* [Stated task]:
Report each line of the data that has "screenshot" somewhere in it.

(Extracted data entries)

————

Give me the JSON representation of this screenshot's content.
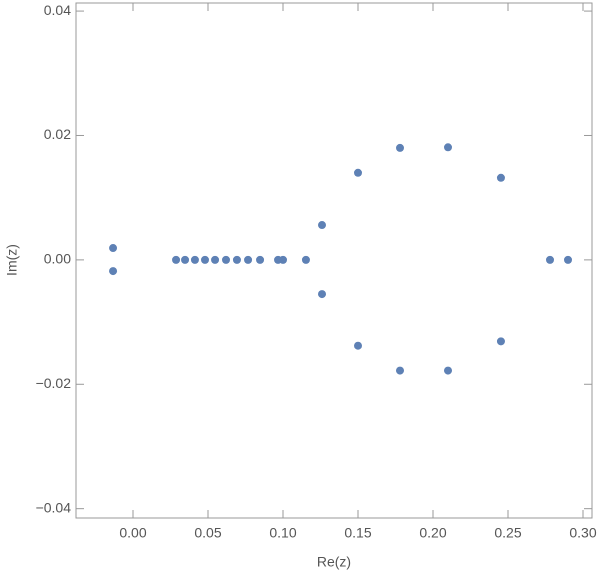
{
  "chart_data": {
    "type": "scatter",
    "x_label": "Re(z)",
    "y_label": "Im(z)",
    "color": "#5e81b5",
    "x": [
      -0.0133,
      -0.0133,
      0.0287,
      0.0347,
      0.0413,
      0.048,
      0.0547,
      0.062,
      0.0693,
      0.0767,
      0.0847,
      0.0967,
      0.1,
      0.1153,
      0.278,
      0.29,
      0.126,
      0.126,
      0.15,
      0.15,
      0.178,
      0.178,
      0.21,
      0.21,
      0.2453,
      0.2453
    ],
    "values": [
      0.0019,
      -0.0018,
      0,
      0,
      0,
      0,
      0,
      0,
      0,
      0,
      0,
      0,
      0,
      0,
      0,
      0,
      0.0056,
      -0.0055,
      0.014,
      -0.0138,
      0.018,
      -0.0178,
      0.0181,
      -0.0178,
      0.0132,
      -0.0131
    ],
    "xlim": [
      -0.038,
      0.306
    ],
    "ylim": [
      -0.0415,
      0.0413
    ],
    "xticks": [
      {
        "value": 0,
        "label": "0.00"
      },
      {
        "value": 0.05,
        "label": "0.05"
      },
      {
        "value": 0.1,
        "label": "0.10"
      },
      {
        "value": 0.15,
        "label": "0.15"
      },
      {
        "value": 0.2,
        "label": "0.20"
      },
      {
        "value": 0.25,
        "label": "0.25"
      },
      {
        "value": 0.3,
        "label": "0.30"
      }
    ],
    "yticks": [
      {
        "value": -0.04,
        "label": "−0.04"
      },
      {
        "value": -0.02,
        "label": "−0.02"
      },
      {
        "value": 0,
        "label": "0.00"
      },
      {
        "value": 0.02,
        "label": "0.02"
      },
      {
        "value": 0.04,
        "label": "0.04"
      }
    ]
  }
}
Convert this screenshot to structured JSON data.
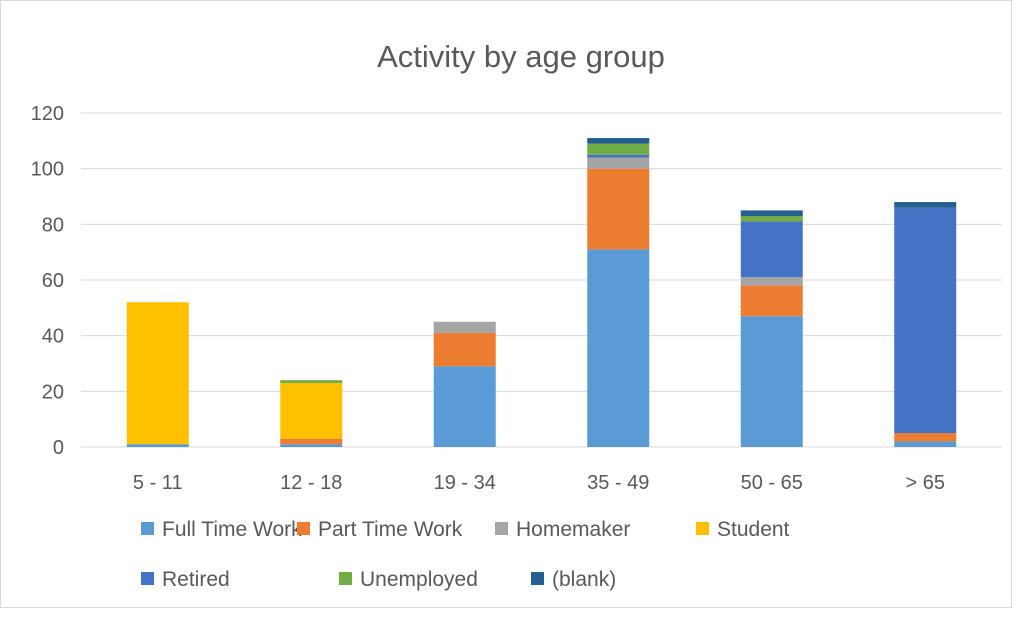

————

* [Answer to the problem]:
Give me the JSON representation of this screenshot's content.
Convert this screenshot to structured JSON data.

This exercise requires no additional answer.